* TO DO:
Quote the listing below in its entirety, omitting every image.

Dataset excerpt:
* begin *

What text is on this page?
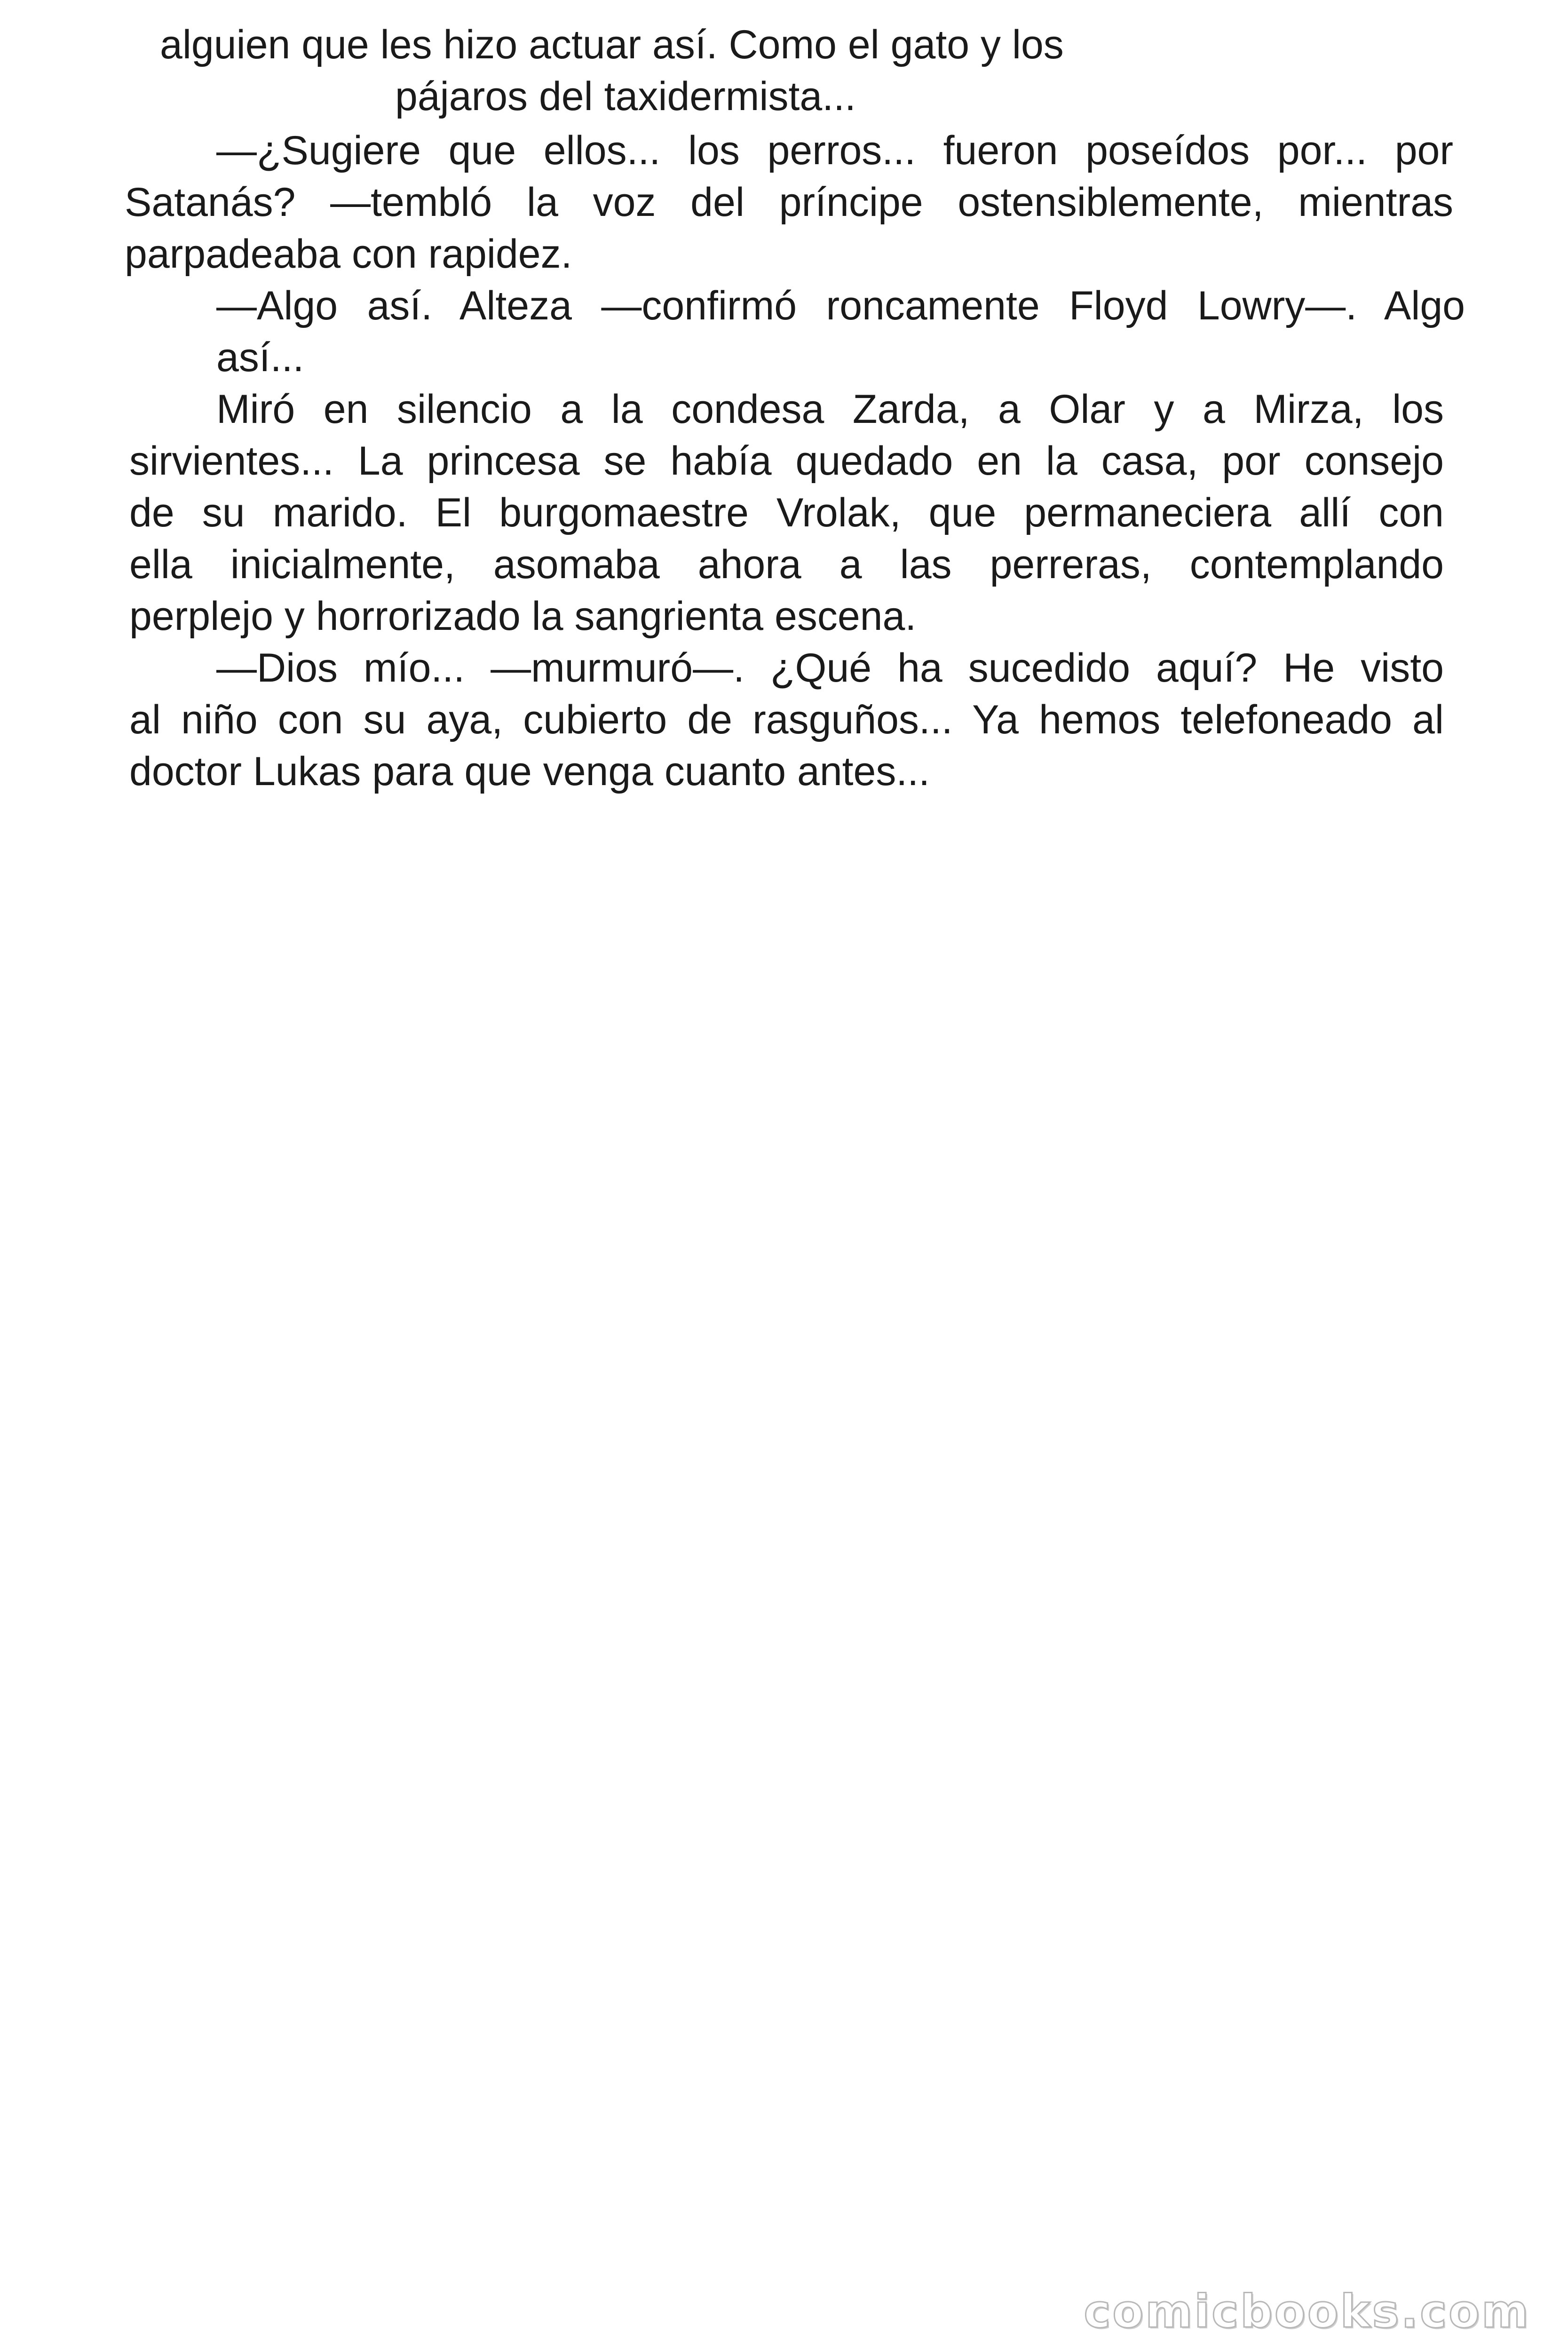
alguien que les hizo actuar así. Como el gato y los
pájaros del taxidermista...
—¿Sugiere que ellos... los perros... fueron poseídos por... por
Satanás? —tembló la voz del príncipe ostensiblemente, mientras
parpadeaba con rapidez.
—Algo así. Alteza —confirmó roncamente Floyd Lowry—. Algo
así...
Miró en silencio a la condesa Zarda, a Olar y a Mirza, los
sirvientes... La princesa se había quedado en la casa, por consejo
de su marido. El burgomaestre Vrolak, que permaneciera allí con
ella inicialmente, asomaba ahora a las perreras, contemplando
perplejo y horrorizado la sangrienta escena.
—Dios mío... —murmuró—. ¿Qué ha sucedido aquí? He visto
al niño con su aya, cubierto de rasguños... Ya hemos telefoneado al
doctor Lukas para que venga cuanto antes...
comicbooks.com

* end *

* EXPECTED ANSWER:
What text is on this page?
alguien que les hizo actuar así. Como el gato y los
pájaros del taxidermista...
—¿Sugiere que ellos... los perros... fueron poseídos por... por
Satanás? —tembló la voz del príncipe ostensiblemente, mientras
parpadeaba con rapidez.
—Algo así. Alteza —confirmó roncamente Floyd Lowry—. Algo
así...
Miró en silencio a la condesa Zarda, a Olar y a Mirza, los
sirvientes... La princesa se había quedado en la casa, por consejo
de su marido. El burgomaestre Vrolak, que permaneciera allí con
ella inicialmente, asomaba ahora a las perreras, contemplando
perplejo y horrorizado la sangrienta escena.
—Dios mío... —murmuró—. ¿Qué ha sucedido aquí? He visto
al niño con su aya, cubierto de rasguños... Ya hemos telefoneado al
doctor Lukas para que venga cuanto antes...
comicbooks.com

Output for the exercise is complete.